* **Task**:
Lift out all lines below that contain "object".

------------------------------------

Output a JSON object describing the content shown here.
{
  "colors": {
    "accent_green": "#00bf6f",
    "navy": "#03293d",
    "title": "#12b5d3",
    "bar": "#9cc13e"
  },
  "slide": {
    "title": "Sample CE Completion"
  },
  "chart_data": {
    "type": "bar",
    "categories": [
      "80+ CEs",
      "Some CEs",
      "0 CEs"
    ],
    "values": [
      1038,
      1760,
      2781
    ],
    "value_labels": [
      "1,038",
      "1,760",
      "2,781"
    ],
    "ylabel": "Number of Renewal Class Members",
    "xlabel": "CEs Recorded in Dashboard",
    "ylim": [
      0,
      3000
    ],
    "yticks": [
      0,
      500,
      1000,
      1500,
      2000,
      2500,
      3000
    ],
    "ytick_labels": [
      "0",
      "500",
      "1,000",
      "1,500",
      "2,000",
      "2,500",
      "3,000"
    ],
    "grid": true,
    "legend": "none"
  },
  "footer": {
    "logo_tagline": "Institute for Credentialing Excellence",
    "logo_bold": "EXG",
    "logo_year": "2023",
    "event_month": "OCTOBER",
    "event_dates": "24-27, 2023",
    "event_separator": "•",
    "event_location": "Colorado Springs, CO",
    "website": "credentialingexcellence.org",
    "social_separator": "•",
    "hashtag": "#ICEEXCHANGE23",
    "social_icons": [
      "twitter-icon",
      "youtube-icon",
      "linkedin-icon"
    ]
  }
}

------------------------------------

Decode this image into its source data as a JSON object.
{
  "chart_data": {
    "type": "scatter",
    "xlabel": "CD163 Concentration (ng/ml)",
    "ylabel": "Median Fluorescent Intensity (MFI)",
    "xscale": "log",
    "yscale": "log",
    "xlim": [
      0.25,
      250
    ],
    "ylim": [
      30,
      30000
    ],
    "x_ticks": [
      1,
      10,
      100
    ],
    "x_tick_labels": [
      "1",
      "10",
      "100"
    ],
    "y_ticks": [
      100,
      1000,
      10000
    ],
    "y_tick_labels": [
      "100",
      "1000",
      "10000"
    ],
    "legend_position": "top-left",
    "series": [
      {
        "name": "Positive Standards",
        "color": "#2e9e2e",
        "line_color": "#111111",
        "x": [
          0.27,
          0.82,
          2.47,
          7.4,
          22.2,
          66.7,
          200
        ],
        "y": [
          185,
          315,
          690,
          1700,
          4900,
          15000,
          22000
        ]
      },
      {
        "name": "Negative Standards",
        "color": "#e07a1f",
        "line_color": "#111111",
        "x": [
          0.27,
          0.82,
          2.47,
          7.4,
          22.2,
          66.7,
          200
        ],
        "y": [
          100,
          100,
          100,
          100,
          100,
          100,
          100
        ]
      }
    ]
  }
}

------------------------------------

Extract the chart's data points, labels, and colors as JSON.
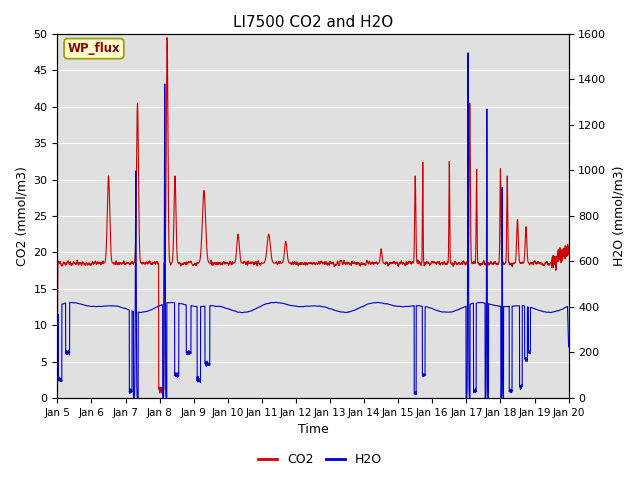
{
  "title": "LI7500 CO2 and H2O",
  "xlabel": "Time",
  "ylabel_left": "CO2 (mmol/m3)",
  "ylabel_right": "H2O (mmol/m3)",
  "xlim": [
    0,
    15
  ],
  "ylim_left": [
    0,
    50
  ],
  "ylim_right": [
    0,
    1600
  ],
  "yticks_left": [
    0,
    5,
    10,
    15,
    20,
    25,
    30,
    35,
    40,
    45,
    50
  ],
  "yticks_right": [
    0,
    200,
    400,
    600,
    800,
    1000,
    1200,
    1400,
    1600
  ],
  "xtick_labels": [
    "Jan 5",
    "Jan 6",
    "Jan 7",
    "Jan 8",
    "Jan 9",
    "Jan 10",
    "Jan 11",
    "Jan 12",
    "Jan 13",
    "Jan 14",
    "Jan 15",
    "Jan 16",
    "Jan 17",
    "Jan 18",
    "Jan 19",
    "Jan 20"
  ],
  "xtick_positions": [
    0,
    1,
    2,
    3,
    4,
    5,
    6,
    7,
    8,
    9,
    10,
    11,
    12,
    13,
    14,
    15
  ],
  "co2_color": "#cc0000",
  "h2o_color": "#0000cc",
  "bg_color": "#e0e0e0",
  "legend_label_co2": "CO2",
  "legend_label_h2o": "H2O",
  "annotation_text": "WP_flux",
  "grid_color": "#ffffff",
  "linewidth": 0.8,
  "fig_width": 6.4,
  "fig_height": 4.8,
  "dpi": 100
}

------------------------------------

* **Written reply**:
Output a JSON object describing the content shown here.
Decode this image into its source data as a JSON object.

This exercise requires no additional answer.